Identify the lines that contain the word "email", then copy them.

> Source data:
────
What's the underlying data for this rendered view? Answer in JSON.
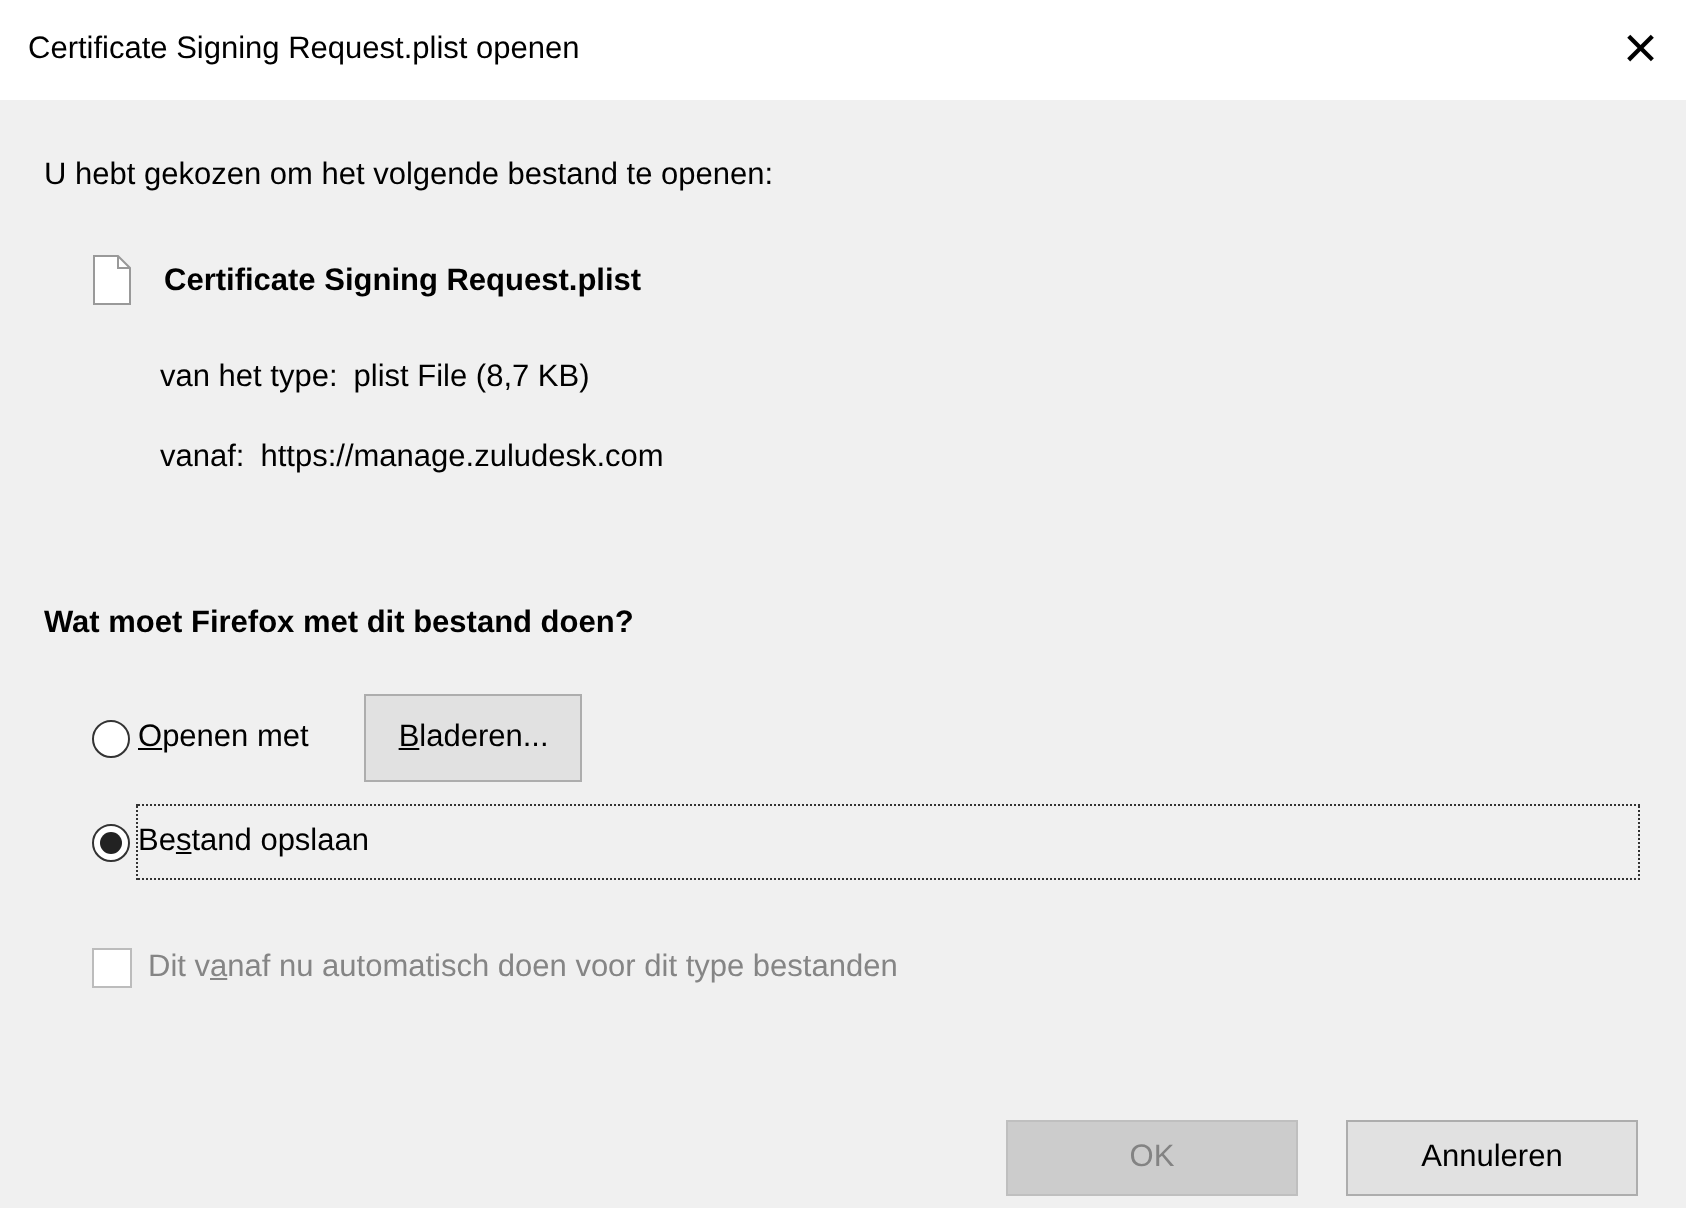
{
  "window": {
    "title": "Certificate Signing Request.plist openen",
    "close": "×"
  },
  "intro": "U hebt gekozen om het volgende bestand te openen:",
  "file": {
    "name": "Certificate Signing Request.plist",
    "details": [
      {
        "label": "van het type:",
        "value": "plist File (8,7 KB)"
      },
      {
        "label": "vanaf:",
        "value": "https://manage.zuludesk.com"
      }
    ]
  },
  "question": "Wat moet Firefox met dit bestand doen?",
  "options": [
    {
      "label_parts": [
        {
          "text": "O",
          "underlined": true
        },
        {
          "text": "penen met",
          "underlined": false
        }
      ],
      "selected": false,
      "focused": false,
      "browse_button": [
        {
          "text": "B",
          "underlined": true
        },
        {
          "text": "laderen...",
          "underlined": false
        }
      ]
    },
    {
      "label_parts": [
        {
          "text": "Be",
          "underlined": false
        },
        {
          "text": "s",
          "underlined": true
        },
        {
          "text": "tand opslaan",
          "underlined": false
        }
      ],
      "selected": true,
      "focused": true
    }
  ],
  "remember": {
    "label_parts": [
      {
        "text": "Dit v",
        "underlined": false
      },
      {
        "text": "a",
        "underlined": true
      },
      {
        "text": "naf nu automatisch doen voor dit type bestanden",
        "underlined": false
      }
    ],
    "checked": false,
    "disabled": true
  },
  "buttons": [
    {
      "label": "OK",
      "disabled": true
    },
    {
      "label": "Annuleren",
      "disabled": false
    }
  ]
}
────
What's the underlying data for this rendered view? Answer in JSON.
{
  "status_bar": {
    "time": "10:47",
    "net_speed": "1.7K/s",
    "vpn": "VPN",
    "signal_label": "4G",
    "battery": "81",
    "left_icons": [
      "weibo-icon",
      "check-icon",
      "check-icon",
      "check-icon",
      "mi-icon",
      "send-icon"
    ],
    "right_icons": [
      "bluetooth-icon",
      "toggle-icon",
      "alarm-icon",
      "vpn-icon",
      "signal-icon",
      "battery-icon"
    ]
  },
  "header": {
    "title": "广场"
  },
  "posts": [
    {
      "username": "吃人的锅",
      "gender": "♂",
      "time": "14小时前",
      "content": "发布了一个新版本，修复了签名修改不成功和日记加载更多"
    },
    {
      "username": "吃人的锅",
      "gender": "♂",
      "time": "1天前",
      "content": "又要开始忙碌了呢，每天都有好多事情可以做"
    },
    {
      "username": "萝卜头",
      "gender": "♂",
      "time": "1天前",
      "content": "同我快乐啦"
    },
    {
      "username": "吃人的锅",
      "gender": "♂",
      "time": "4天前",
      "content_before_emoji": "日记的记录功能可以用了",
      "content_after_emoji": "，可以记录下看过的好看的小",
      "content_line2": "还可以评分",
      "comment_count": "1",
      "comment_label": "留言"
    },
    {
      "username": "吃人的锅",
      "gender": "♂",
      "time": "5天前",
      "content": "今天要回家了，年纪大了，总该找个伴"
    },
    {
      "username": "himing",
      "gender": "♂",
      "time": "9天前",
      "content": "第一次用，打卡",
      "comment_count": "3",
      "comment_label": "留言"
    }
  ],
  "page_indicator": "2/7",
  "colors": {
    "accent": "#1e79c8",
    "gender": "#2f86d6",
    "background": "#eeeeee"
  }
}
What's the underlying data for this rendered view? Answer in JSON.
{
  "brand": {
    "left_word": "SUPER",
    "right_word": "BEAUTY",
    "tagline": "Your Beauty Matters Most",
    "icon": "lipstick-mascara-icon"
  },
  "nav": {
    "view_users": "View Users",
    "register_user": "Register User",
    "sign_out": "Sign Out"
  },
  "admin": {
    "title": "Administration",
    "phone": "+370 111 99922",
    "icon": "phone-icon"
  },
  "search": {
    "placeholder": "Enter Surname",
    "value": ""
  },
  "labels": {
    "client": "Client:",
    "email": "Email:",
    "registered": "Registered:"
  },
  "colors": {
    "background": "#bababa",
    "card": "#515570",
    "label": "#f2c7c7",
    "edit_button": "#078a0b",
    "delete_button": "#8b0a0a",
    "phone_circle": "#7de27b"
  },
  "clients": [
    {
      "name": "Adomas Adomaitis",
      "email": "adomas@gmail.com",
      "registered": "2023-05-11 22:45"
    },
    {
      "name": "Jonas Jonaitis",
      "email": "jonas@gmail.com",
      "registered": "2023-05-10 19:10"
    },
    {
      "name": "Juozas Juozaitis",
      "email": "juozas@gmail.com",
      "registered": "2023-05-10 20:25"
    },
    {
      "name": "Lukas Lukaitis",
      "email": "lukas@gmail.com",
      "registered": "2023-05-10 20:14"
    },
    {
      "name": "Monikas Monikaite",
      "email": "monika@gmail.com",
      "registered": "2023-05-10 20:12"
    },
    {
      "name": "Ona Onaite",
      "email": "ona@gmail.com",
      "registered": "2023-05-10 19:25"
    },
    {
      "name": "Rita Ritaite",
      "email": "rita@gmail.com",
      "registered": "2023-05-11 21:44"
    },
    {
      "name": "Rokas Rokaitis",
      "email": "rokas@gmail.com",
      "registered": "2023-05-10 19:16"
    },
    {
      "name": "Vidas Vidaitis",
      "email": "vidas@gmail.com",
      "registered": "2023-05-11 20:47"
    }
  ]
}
────
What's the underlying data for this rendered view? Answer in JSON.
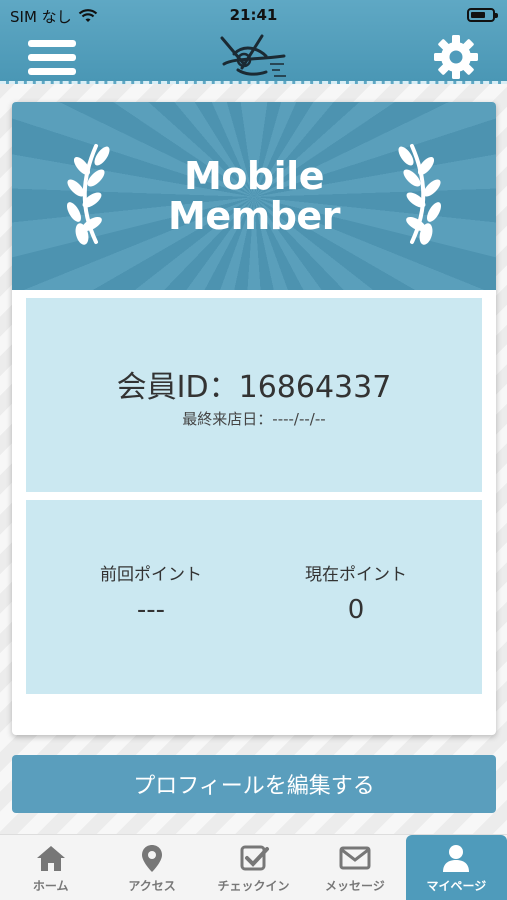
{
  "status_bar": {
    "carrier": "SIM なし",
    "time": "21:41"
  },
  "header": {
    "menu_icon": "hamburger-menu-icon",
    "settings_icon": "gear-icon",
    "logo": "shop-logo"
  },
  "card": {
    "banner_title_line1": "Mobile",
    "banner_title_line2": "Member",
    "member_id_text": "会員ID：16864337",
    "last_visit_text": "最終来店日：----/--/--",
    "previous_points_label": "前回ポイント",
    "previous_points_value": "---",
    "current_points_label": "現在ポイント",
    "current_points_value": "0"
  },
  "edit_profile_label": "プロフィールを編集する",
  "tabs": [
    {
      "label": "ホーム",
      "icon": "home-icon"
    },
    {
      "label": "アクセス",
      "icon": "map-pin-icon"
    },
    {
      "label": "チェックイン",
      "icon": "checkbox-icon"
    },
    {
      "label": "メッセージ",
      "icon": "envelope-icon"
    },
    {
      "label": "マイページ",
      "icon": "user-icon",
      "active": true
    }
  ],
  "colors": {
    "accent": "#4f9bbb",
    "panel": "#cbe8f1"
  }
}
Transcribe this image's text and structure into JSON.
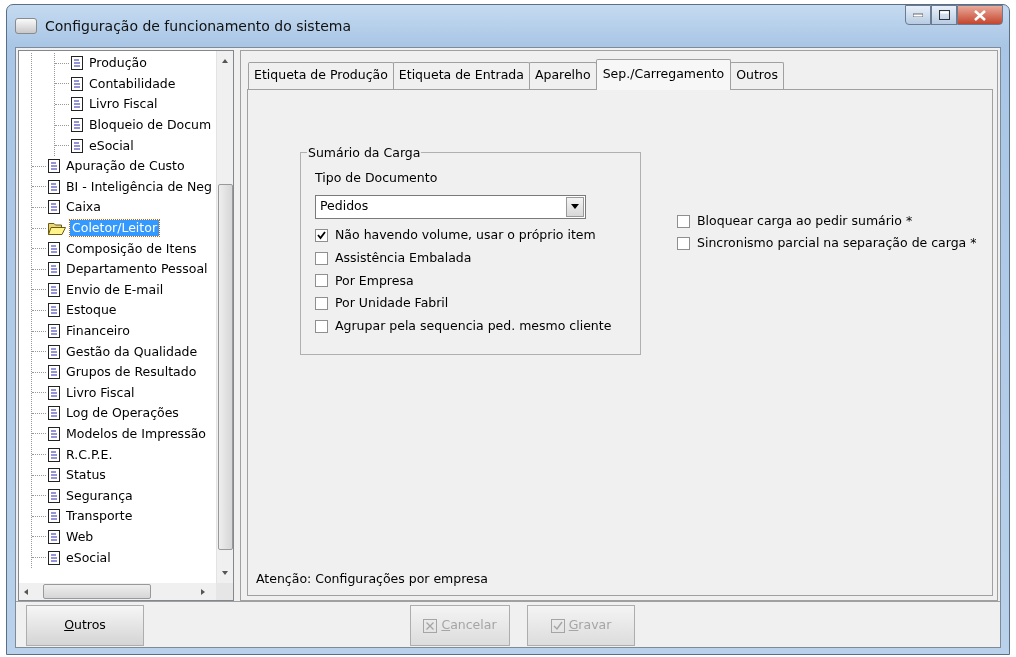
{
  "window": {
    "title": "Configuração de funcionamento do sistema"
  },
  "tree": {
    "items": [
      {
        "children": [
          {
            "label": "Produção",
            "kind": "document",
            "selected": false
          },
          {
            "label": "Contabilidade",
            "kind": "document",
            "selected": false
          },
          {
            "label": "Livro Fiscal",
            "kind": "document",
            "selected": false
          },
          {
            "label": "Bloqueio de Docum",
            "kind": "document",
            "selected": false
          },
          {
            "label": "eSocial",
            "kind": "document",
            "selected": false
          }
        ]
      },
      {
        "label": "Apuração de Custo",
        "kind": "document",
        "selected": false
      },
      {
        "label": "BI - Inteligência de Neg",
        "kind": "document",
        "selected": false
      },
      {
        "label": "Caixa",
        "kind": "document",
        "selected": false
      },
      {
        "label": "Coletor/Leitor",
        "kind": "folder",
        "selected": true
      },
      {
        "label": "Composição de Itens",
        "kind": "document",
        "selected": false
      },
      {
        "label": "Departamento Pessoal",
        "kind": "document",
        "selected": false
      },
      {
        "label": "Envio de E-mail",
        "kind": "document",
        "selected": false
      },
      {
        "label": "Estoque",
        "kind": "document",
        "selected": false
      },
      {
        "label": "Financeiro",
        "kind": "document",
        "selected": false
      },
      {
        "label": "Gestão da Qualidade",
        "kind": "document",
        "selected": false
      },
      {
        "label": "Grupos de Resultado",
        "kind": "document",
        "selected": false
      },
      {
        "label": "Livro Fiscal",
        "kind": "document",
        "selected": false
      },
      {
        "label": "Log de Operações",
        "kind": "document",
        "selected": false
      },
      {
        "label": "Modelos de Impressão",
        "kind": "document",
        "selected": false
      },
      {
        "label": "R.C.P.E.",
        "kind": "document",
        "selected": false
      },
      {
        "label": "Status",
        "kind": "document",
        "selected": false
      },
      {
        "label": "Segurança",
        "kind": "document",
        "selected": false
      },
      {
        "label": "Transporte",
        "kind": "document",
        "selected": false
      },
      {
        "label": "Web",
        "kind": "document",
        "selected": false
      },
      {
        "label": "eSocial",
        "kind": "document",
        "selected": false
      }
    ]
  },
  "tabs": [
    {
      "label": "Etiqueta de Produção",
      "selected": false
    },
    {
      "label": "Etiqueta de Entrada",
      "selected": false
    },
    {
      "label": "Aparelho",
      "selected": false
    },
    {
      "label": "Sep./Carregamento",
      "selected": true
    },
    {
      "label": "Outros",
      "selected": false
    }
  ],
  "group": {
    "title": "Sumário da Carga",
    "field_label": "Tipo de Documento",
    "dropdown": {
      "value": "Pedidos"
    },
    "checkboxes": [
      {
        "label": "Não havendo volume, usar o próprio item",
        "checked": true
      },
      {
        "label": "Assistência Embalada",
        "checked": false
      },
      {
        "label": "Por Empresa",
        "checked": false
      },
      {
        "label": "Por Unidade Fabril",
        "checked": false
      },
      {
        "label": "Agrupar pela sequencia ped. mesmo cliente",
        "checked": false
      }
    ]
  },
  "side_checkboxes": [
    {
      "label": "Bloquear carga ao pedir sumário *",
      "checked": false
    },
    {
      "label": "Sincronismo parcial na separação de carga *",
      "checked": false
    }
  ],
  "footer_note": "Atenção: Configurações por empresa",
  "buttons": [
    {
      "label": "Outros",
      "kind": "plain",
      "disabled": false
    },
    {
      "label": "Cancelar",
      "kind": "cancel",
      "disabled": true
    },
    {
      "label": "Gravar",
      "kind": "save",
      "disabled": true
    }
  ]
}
────
> Worked solution:
    "email": "Email:",
      "email": "adomas@gmail.com",
      "email": "jonas@gmail.com",
      "email": "juozas@gmail.com",
      "email": "lukas@gmail.com",
      "email": "monika@gmail.com",
      "email": "ona@gmail.com",
      "email": "rita@gmail.com",
      "email": "rokas@gmail.com",
      "email": "vidas@gmail.com",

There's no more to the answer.